The task:
Copy the data verbatim, from the line containing "explorer-search-input[interactable]: Search V8PROD-1470.zip" through the line containing "sidebar-item-pictures[interactable]: Pictures —", with both of those lines included.
┌─ Extracted data
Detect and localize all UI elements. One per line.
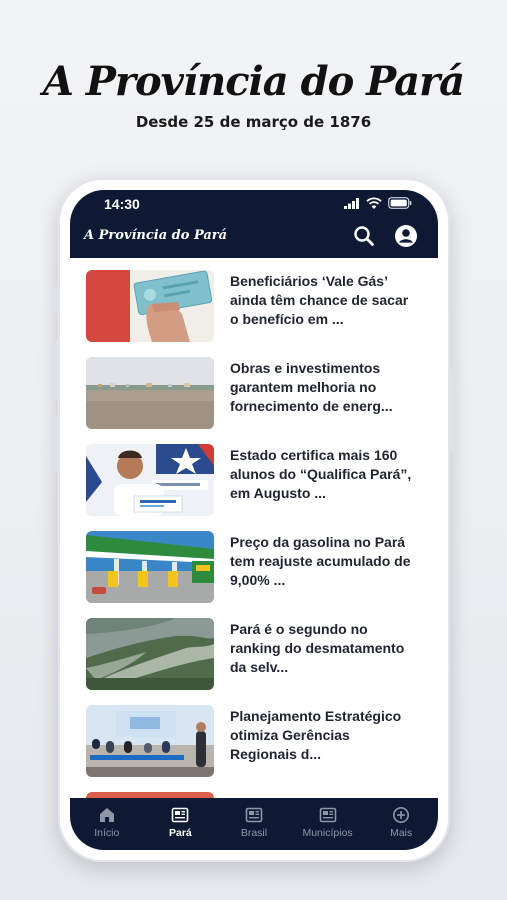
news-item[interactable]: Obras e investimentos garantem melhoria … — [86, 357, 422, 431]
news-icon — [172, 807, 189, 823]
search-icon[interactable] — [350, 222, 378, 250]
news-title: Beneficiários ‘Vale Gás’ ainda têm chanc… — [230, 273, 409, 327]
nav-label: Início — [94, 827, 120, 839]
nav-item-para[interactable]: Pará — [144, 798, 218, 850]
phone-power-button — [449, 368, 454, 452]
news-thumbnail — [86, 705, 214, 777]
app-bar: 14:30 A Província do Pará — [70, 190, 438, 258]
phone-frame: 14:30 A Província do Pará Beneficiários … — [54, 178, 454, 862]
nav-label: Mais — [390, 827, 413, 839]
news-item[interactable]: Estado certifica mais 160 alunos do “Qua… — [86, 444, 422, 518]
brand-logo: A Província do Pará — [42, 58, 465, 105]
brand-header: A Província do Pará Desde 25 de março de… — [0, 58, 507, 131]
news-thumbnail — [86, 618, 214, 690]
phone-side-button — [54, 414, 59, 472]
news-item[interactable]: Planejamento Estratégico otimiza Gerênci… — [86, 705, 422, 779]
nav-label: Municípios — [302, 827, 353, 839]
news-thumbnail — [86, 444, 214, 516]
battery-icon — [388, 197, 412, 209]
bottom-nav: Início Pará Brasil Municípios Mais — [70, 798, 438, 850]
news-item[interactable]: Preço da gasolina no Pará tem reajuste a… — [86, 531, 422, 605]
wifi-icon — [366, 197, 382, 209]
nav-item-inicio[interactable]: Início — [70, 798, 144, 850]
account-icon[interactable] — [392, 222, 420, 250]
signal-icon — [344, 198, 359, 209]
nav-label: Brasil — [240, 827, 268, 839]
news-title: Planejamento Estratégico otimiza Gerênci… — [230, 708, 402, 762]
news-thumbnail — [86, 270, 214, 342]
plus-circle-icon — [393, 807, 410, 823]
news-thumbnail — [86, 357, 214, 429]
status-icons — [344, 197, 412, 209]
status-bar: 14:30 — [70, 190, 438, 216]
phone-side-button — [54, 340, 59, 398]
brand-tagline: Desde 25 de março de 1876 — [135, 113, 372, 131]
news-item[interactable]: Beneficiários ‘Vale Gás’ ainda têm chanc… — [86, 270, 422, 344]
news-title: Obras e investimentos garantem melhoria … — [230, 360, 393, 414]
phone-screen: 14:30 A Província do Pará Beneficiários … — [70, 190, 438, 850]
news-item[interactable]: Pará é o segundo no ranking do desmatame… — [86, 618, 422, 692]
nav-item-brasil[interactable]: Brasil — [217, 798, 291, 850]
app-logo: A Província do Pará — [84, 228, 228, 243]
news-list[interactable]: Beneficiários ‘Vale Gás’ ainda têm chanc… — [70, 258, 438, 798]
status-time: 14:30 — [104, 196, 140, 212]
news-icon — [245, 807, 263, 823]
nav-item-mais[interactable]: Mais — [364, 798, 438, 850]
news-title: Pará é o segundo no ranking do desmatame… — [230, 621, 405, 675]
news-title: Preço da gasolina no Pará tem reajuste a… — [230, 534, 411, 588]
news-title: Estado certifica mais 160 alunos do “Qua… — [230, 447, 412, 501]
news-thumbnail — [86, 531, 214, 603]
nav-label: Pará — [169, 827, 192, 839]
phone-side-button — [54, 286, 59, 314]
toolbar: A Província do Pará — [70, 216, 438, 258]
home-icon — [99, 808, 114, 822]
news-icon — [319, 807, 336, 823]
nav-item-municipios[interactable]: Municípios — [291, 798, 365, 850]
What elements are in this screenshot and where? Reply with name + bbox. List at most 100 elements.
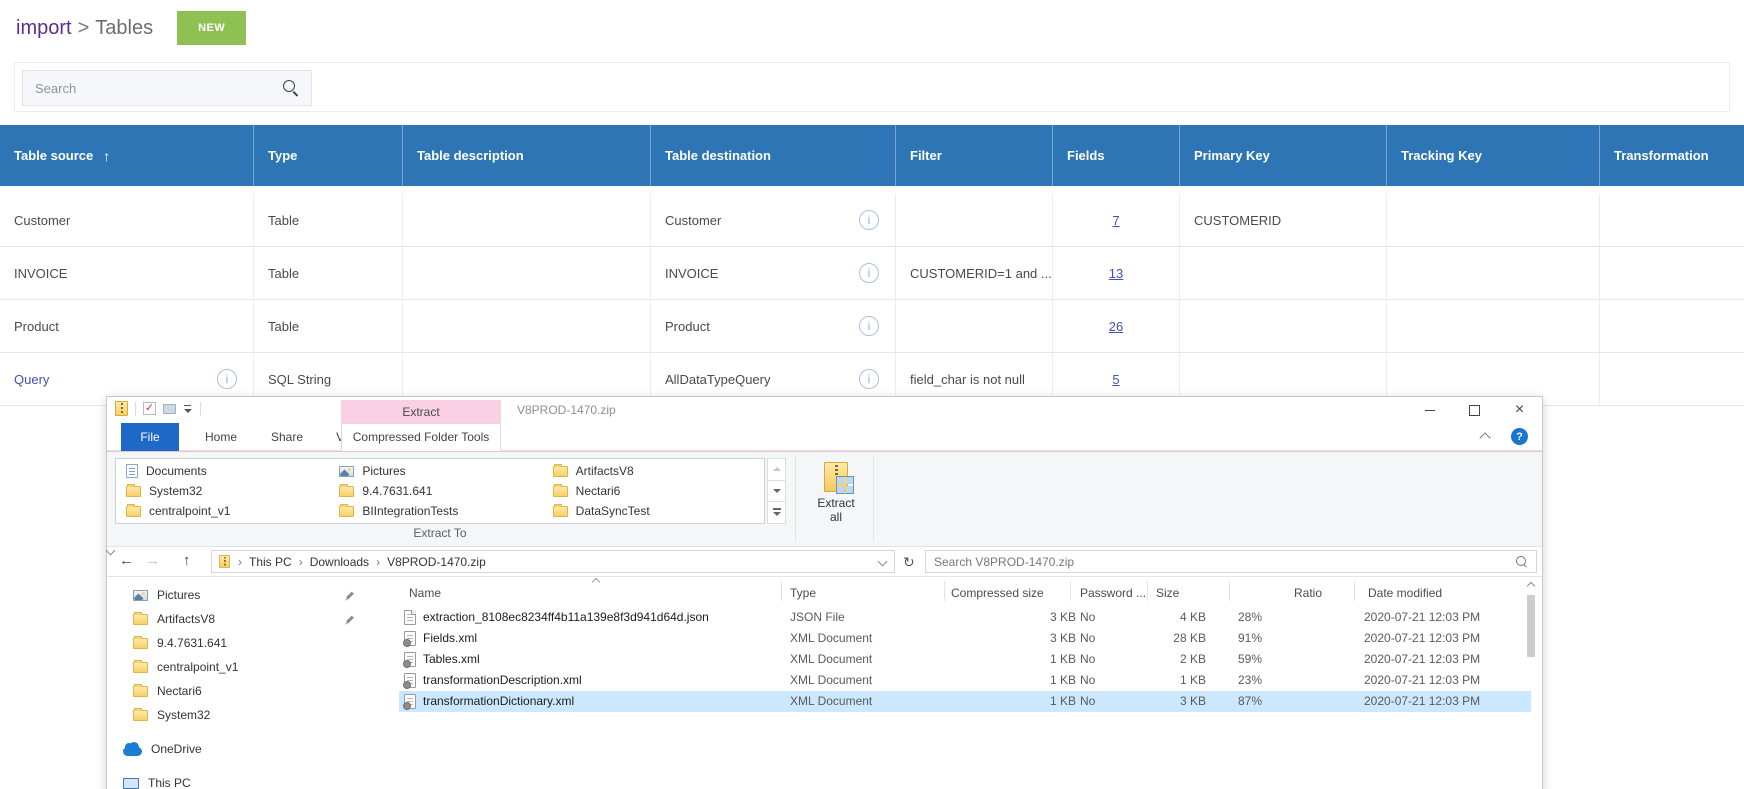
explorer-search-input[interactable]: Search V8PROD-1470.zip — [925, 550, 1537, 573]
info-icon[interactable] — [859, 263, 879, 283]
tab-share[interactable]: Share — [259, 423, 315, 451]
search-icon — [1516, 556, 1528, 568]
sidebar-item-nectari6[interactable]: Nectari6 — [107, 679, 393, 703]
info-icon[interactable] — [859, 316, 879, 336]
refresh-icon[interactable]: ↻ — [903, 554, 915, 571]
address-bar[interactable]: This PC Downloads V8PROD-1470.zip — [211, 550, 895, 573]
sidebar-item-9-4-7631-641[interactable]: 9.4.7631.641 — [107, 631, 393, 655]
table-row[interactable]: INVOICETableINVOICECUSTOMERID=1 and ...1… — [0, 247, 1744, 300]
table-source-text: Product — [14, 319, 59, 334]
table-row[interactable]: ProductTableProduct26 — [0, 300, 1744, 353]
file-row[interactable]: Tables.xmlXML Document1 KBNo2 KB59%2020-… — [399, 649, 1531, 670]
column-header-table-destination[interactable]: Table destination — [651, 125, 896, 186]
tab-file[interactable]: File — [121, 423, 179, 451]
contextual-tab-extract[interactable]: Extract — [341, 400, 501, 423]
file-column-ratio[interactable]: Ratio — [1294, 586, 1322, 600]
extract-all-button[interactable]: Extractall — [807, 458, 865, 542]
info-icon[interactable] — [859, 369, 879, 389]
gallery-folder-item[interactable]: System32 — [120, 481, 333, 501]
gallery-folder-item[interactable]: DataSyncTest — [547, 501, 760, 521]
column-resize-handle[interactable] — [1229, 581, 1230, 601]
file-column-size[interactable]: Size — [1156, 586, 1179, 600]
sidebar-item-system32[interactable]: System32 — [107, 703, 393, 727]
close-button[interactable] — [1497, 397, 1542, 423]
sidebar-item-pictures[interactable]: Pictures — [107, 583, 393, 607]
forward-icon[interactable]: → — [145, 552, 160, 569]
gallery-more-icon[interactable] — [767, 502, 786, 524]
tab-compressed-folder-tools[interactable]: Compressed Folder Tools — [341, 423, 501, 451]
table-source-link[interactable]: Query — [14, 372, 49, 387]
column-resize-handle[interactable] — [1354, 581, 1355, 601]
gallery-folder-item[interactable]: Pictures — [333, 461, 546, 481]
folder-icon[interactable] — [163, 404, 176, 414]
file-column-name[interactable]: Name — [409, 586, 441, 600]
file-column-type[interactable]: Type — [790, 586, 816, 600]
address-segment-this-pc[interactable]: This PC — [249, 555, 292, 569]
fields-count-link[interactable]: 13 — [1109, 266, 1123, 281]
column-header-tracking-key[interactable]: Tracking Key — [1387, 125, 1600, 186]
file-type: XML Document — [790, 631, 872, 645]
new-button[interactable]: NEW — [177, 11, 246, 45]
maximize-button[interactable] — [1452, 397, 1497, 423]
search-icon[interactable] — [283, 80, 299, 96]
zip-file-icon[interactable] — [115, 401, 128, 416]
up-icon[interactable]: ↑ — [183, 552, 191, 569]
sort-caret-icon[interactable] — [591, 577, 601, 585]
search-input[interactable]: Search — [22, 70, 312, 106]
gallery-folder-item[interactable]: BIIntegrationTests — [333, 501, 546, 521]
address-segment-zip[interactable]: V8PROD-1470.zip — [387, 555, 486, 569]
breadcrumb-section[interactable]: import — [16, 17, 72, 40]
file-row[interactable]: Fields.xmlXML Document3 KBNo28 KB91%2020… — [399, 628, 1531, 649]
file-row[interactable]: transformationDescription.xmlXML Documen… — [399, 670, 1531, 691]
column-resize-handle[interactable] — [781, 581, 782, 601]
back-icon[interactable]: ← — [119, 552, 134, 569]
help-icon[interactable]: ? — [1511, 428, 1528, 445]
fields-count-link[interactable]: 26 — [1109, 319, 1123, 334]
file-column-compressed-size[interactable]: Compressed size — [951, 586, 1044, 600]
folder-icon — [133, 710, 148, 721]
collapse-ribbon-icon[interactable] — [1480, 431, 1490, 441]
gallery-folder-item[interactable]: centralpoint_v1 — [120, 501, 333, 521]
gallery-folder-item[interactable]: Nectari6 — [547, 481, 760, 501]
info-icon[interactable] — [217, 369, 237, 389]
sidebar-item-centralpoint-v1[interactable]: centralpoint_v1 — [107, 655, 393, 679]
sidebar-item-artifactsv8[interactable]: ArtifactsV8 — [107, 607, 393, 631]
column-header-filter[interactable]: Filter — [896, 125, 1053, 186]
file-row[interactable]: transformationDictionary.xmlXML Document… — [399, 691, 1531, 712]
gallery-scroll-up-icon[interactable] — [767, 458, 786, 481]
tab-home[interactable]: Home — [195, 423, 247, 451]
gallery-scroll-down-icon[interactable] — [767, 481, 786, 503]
└─
Expected output:
explorer-search-input[interactable]: Search V8PROD-1470.zip — [925, 550, 1537, 573]
info-icon[interactable] — [859, 263, 879, 283]
tab-share[interactable]: Share — [259, 423, 315, 451]
search-icon — [1516, 556, 1528, 568]
sidebar-item-nectari6[interactable]: Nectari6 — [107, 679, 393, 703]
info-icon[interactable] — [859, 316, 879, 336]
refresh-icon[interactable]: ↻ — [903, 554, 915, 571]
address-bar[interactable]: This PC Downloads V8PROD-1470.zip — [211, 550, 895, 573]
sidebar-item-9-4-7631-641[interactable]: 9.4.7631.641 — [107, 631, 393, 655]
table-row[interactable]: INVOICETableINVOICECUSTOMERID=1 and ...1… — [0, 247, 1744, 300]
table-source-text: Product — [14, 319, 59, 334]
table-row[interactable]: ProductTableProduct26 — [0, 300, 1744, 353]
file-row[interactable]: Tables.xmlXML Document1 KBNo2 KB59%2020-… — [399, 649, 1531, 670]
column-header-table-destination[interactable]: Table destination — [651, 125, 896, 186]
tab-file[interactable]: File — [121, 423, 179, 451]
contextual-tab-extract[interactable]: Extract — [341, 400, 501, 423]
file-column-ratio[interactable]: Ratio — [1294, 586, 1322, 600]
extract-all-button[interactable]: Extractall — [807, 458, 865, 542]
info-icon[interactable] — [859, 369, 879, 389]
gallery-folder-item[interactable]: System32 — [120, 481, 333, 501]
gallery-folder-item[interactable]: DataSyncTest — [547, 501, 760, 521]
column-resize-handle[interactable] — [1229, 581, 1230, 601]
file-column-size[interactable]: Size — [1156, 586, 1179, 600]
sidebar-item-system32[interactable]: System32 — [107, 703, 393, 727]
close-button[interactable] — [1497, 397, 1542, 423]
sidebar-item-pictures[interactable]: Pictures — [107, 583, 393, 607]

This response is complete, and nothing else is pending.